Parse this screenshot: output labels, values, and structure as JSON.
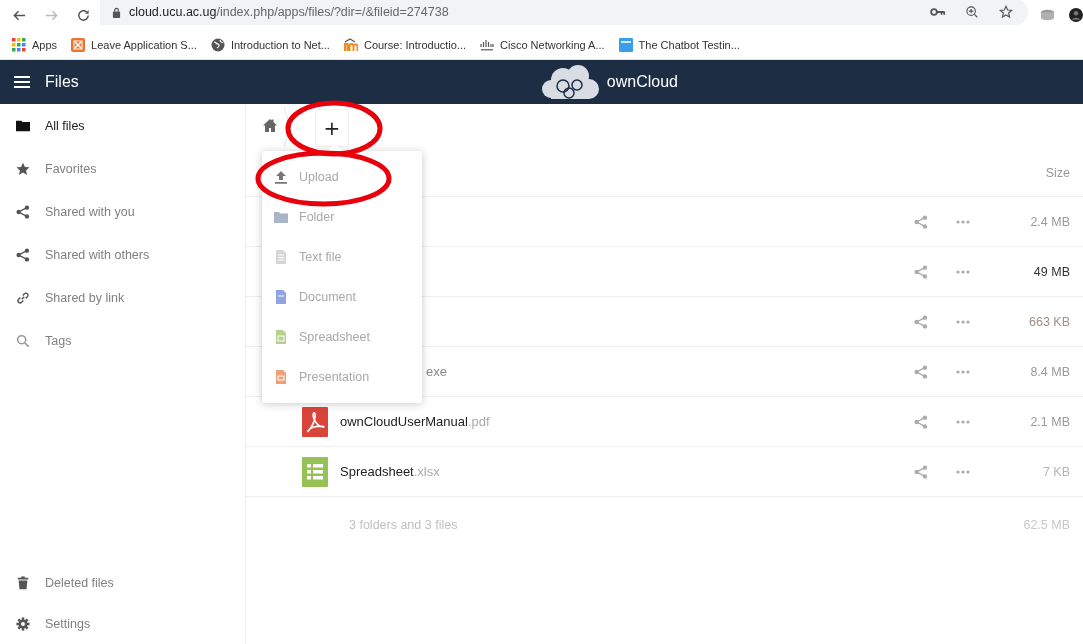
{
  "browser": {
    "url": {
      "host": "cloud.ucu.ac.ug",
      "path": "/index.php/apps/files/?dir=/&fileid=274738"
    },
    "bookmarks": [
      {
        "label": "Apps",
        "kind": "apps"
      },
      {
        "label": "Leave Application S...",
        "kind": "leave"
      },
      {
        "label": "Introduction to Net...",
        "kind": "globe"
      },
      {
        "label": "Course: Introductio...",
        "kind": "course"
      },
      {
        "label": "Cisco Networking A...",
        "kind": "cisco"
      },
      {
        "label": "The Chatbot Testin...",
        "kind": "chatbot"
      }
    ]
  },
  "app_header": {
    "title": "Files",
    "brand": "ownCloud"
  },
  "sidebar": {
    "items": [
      {
        "label": "All files",
        "kind": "folder",
        "selected": true
      },
      {
        "label": "Favorites",
        "kind": "star",
        "selected": false
      },
      {
        "label": "Shared with you",
        "kind": "share",
        "selected": false
      },
      {
        "label": "Shared with others",
        "kind": "share",
        "selected": false
      },
      {
        "label": "Shared by link",
        "kind": "link",
        "selected": false
      },
      {
        "label": "Tags",
        "kind": "search",
        "selected": false
      }
    ],
    "bottom_items": [
      {
        "label": "Deleted files",
        "kind": "trash"
      },
      {
        "label": "Settings",
        "kind": "gear"
      }
    ]
  },
  "breadcrumb": {
    "new_button": {
      "label": "+",
      "highlighted": true
    }
  },
  "new_menu": {
    "items": [
      {
        "label": "Upload",
        "kind": "upload",
        "highlighted": true
      },
      {
        "label": "Folder",
        "kind": "folder",
        "highlighted": false
      },
      {
        "label": "Text file",
        "kind": "text",
        "highlighted": false
      },
      {
        "label": "Document",
        "kind": "document",
        "highlighted": false
      },
      {
        "label": "Spreadsheet",
        "kind": "spreadsheet",
        "highlighted": false
      },
      {
        "label": "Presentation",
        "kind": "presentation",
        "highlighted": false
      }
    ]
  },
  "file_list": {
    "columns": [
      {
        "label": "Size"
      }
    ],
    "rows": [
      {
        "size": "2.4 MB",
        "color": "#9a9a9a"
      },
      {
        "size": "49 MB",
        "color": "#333333"
      },
      {
        "size": "663 KB",
        "color": "#a08f82"
      },
      {
        "ext": "exe",
        "size": "8.4 MB",
        "color": "#9a9a9a"
      },
      {
        "kind": "pdf",
        "name": "ownCloudUserManual",
        "ext": ".pdf",
        "size": "2.1 MB",
        "color": "#9a9a9a"
      },
      {
        "kind": "spreadsheet",
        "name": "Spreadsheet",
        "ext": ".xlsx",
        "size": "7 KB",
        "color": "#b5b5b5"
      }
    ],
    "summary": {
      "label": "3 folders and 3 files",
      "size": "62.5 MB"
    }
  }
}
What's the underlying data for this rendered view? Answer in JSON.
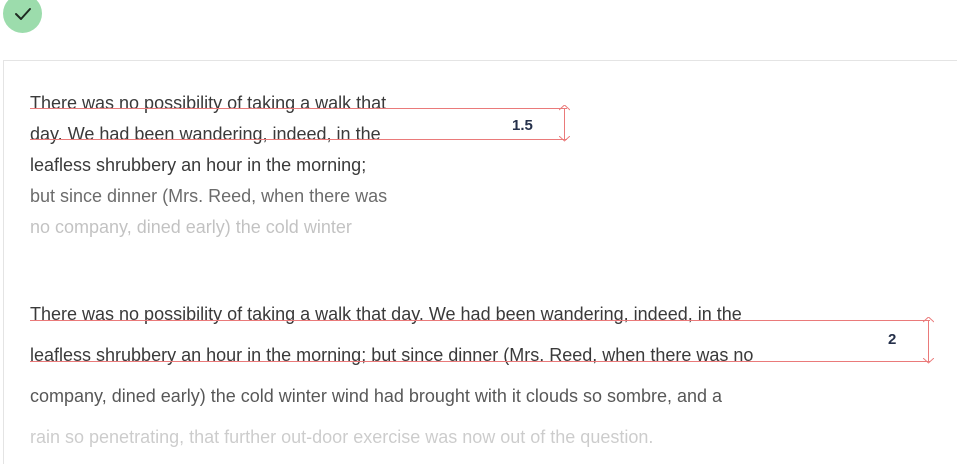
{
  "status": {
    "icon": "checkmark-icon",
    "color": "#9cdcac"
  },
  "samples": [
    {
      "line_height_label": "1.5",
      "lines": [
        "There was no possibility of taking a walk that",
        "day. We had been wandering, indeed, in the",
        "leafless shrubbery an hour in the morning;",
        "but since dinner (Mrs. Reed, when there was",
        "no company, dined early) the cold winter"
      ]
    },
    {
      "line_height_label": "2",
      "lines": [
        "There was no possibility of taking a walk that day. We had been wandering, indeed, in the",
        "leafless shrubbery an hour in the morning; but since dinner (Mrs. Reed, when there was no",
        "company, dined early) the cold winter wind had brought with it clouds so sombre, and a",
        "rain so penetrating, that further out-door exercise was now out of the question."
      ]
    }
  ],
  "colors": {
    "text": "#3a3a3a",
    "guide": "#ea7a7a",
    "label": "#25304a",
    "border": "#e4e4e4"
  }
}
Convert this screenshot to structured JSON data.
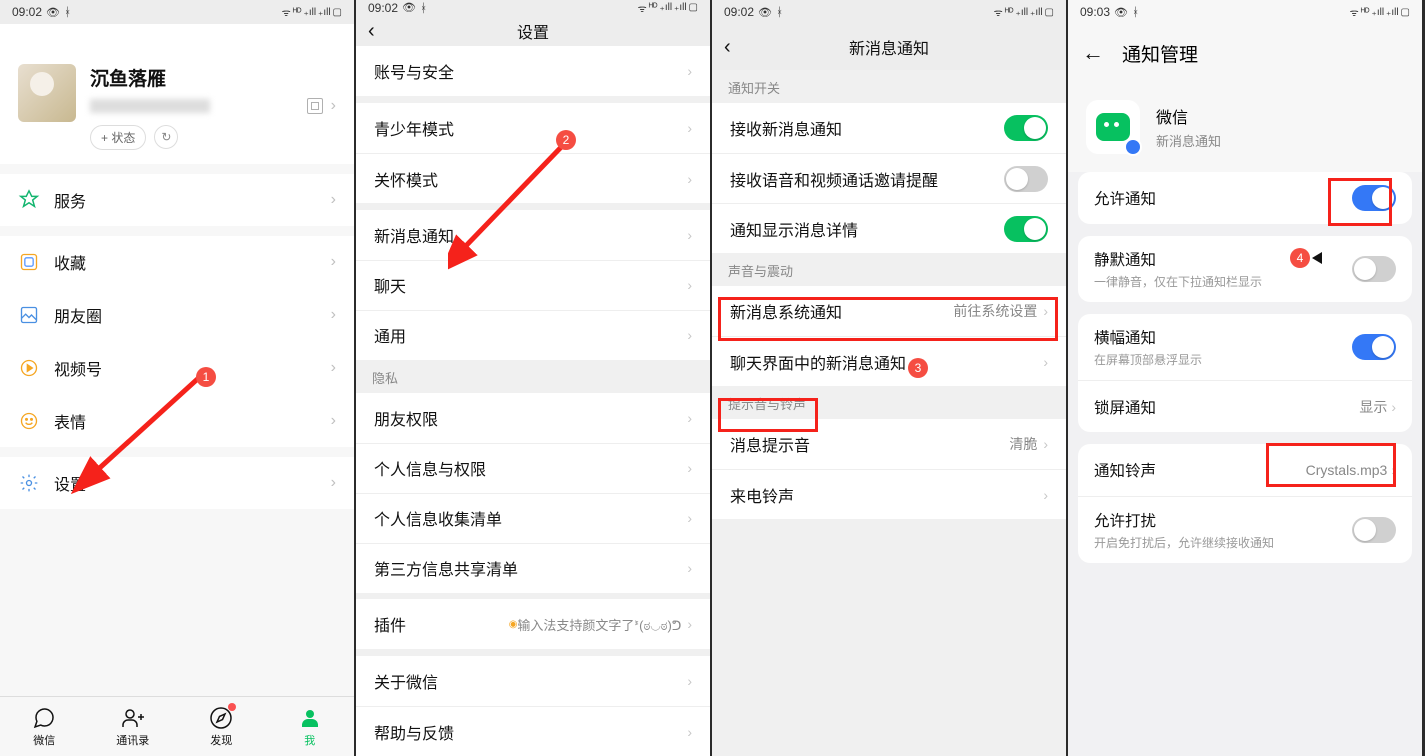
{
  "colors": {
    "accent_green": "#07c160",
    "accent_blue": "#3478f6",
    "annotation_red": "#f5221b"
  },
  "annotations": {
    "badge1": "1",
    "badge2": "2",
    "badge3": "3",
    "badge4": "4"
  },
  "screen1": {
    "time": "09:02",
    "profile_name": "沉鱼落雁",
    "status_btn": "+ 状态",
    "items": {
      "service": "服务",
      "favorites": "收藏",
      "moments": "朋友圈",
      "channels": "视频号",
      "stickers": "表情",
      "settings": "设置"
    },
    "tabs": {
      "wechat": "微信",
      "contacts": "通讯录",
      "discover": "发现",
      "me": "我"
    }
  },
  "screen2": {
    "time": "09:02",
    "title": "设置",
    "items": {
      "account": "账号与安全",
      "youth": "青少年模式",
      "care": "关怀模式",
      "notifications": "新消息通知",
      "chat": "聊天",
      "general": "通用",
      "privacy_header": "隐私",
      "friends_perm": "朋友权限",
      "personal_info": "个人信息与权限",
      "info_list": "个人信息收集清单",
      "thirdparty": "第三方信息共享清单",
      "plugins": "插件",
      "plugins_hint": "输入法支持颜文字了ᕑ(ಠ◡ಠ)ᕤ",
      "about": "关于微信",
      "help": "帮助与反馈"
    }
  },
  "screen3": {
    "time": "09:02",
    "title": "新消息通知",
    "section_switch": "通知开关",
    "items": {
      "receive_new": "接收新消息通知",
      "receive_call": "接收语音和视频通话邀请提醒",
      "show_detail": "通知显示消息详情",
      "section_sound": "声音与震动",
      "sys_notify": "新消息系统通知",
      "sys_notify_value": "前往系统设置",
      "chat_notify": "聊天界面中的新消息通知",
      "section_tone": "提示音与铃声",
      "msg_tone": "消息提示音",
      "msg_tone_value": "清脆",
      "call_tone": "来电铃声"
    },
    "toggles": {
      "receive_new": true,
      "receive_call": false,
      "show_detail": true
    }
  },
  "screen4": {
    "time": "09:03",
    "title": "通知管理",
    "app_name": "微信",
    "app_sub": "新消息通知",
    "rows": {
      "allow": "允许通知",
      "silent": "静默通知",
      "silent_sub": "一律静音，仅在下拉通知栏显示",
      "banner": "横幅通知",
      "banner_sub": "在屏幕顶部悬浮显示",
      "lock": "锁屏通知",
      "lock_value": "显示",
      "ringtone": "通知铃声",
      "ringtone_value": "Crystals.mp3",
      "dnd": "允许打扰",
      "dnd_sub": "开启免打扰后，允许继续接收通知"
    },
    "toggles": {
      "allow": true,
      "silent": false,
      "banner": true,
      "dnd": false
    }
  }
}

[What to produce]: Identify the lines in the entries that hold "data" and return each one.

[Solution to the problem]:
What's the underlying data for this rendered view? Answer in JSON.
Convert this screenshot to structured JSON data.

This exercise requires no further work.